• BRIEF:
Return a copy of every line in the records that includes the word "aplicație".

• MATERIAL TO PROCESS:
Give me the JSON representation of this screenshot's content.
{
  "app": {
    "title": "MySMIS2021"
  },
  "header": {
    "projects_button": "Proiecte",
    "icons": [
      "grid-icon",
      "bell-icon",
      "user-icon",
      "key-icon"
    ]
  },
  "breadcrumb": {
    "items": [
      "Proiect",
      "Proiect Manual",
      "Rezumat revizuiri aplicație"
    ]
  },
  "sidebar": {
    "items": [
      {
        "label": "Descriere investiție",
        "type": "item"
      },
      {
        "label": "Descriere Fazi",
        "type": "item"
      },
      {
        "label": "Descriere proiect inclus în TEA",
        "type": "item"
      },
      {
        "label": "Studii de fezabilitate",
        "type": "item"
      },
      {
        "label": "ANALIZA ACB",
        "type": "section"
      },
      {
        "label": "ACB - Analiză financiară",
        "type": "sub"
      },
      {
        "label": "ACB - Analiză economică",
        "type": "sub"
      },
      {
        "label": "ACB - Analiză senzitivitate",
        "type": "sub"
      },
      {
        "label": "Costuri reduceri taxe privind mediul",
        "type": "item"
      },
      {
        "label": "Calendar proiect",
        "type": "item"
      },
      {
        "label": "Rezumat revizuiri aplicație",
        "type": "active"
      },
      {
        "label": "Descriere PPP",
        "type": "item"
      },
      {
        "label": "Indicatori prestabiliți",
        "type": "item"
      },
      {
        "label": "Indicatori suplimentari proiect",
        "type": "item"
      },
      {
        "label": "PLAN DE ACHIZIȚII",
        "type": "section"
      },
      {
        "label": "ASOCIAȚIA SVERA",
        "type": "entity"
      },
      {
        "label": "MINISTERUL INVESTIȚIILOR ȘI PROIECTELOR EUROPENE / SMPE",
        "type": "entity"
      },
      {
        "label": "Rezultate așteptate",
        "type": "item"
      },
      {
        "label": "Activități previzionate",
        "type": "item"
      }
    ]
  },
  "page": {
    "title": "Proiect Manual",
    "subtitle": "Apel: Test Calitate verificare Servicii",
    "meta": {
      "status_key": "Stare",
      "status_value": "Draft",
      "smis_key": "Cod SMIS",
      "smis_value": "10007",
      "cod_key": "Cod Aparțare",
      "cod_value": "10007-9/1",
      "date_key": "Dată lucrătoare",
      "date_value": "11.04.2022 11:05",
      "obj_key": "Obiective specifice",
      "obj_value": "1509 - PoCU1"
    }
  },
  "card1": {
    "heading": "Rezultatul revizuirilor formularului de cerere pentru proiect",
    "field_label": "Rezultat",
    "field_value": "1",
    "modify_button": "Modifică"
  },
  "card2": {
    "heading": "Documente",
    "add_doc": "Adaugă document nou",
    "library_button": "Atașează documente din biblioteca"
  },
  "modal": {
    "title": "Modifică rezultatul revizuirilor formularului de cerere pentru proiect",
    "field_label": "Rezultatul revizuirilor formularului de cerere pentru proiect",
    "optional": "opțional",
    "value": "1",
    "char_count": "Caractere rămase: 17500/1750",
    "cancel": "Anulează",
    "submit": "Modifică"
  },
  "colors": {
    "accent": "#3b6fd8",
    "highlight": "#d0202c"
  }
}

• TASK ANSWER:
      "Rezumat revizuiri aplicație"
        "label": "Rezumat revizuiri aplicație",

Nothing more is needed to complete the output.